◆ Region and label listings:

·····

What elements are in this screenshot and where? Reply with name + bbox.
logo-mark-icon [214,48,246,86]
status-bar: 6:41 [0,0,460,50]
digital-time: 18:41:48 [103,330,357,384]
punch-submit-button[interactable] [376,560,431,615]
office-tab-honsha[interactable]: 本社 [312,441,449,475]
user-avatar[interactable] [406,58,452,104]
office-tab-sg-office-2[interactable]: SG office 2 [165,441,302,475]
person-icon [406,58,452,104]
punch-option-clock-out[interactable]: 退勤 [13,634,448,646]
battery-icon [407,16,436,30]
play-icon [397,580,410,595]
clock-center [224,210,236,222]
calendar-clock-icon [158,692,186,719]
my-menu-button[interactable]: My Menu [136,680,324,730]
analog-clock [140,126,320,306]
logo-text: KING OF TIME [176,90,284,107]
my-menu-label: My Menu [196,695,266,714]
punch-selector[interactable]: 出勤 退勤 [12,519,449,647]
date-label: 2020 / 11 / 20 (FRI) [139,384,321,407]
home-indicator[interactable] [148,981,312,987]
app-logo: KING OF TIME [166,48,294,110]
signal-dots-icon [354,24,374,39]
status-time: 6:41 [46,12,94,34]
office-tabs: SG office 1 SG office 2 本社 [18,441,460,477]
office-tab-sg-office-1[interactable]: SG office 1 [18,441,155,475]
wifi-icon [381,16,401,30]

·····

◆ PROBLEM REQUIREMENTS: Copy out the records word for word, starting with their first line and ending with the line that contains "analog-clock [140,126,320,306]", both lines included.

◆ RESPONSE BELOW:
What elements are in this screenshot and where? Reply with name + bbox.
logo-mark-icon [214,48,246,86]
status-bar: 6:41 [0,0,460,50]
digital-time: 18:41:48 [103,330,357,384]
punch-submit-button[interactable] [376,560,431,615]
office-tab-honsha[interactable]: 本社 [312,441,449,475]
user-avatar[interactable] [406,58,452,104]
office-tab-sg-office-2[interactable]: SG office 2 [165,441,302,475]
person-icon [406,58,452,104]
punch-option-clock-out[interactable]: 退勤 [13,634,448,646]
battery-icon [407,16,436,30]
play-icon [397,580,410,595]
clock-center [224,210,236,222]
calendar-clock-icon [158,692,186,719]
my-menu-button[interactable]: My Menu [136,680,324,730]
analog-clock [140,126,320,306]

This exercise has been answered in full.